**Passage to read**
History Around Us

History Around Us


'History is a fable that everyone believes.' So wrote the 18th Century philosopher and playwrite Voltaire. This module is mainly concerned with the history that is real, the history that still exists around us in the shape of buildings, artefacts and landscapes, the history which is part of our everyday lives. At the same time it develops the approach taken in the introductory teaching and learning module in its search for what we might call a 'comprehensive' or three dimensional view of the past, one that is clearly a workable alternative to the present.

The historian Christine Carpenter sums up the thinking underlying the module when she writes: 'no account of the past will ever be remotely free from anachronism unless the historian can enter imaginatively into the mind-set of the main participants. This is not the much derided empathy of the GCSE examination but an understanding of the preconceptions which would have shaped their responses as individual actors and as social groups.' (Carpenter C, 1997, The Wars of the Roses, Cambridge University Press, p 267)

Such an an approach is not an easy one to follow especially when teaching young children. How can they imagine the mind-set of someone living in Roman Britain or Tudor England when their own mind-set is far from complete? As the American historian Carlin Bartin says: 'to the extent that the past exists for us, it is created from bit and pieces of our own experience. This is no less so when we imagine it to be different...' (Barton C., 1993, The Sorrows of the Ancient Romans, Princetown University Press, p 5). What this means is what many teachers of history already know: children need to encounter the past at a level which accords with their experience of the present. Only then will they be able to make comparisons with what they already know and understand.

**Stated task**
Write out the passage on the history around us word for word, from "The historian Christine" to "Press, p 267)".

**Supplied information**
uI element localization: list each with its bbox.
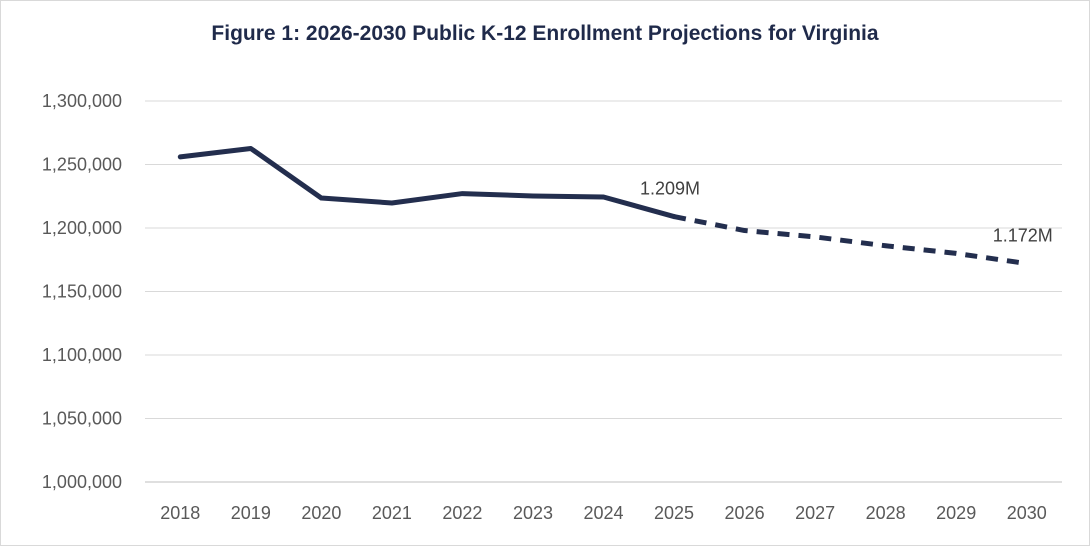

**Solution to the exercise**
The historian Christine Carpenter sums up the thinking underlying the module when she writes: 'no account of the past will ever be remotely free from anachronism unless the historian can enter imaginatively into the mind-set of the main participants. This is not the much derided empathy of the GCSE examination but an understanding of the preconceptions which would have shaped their responses as individual actors and as social groups.' (Carpenter C, 1997, The Wars of the Roses, Cambridge University Press, p 267)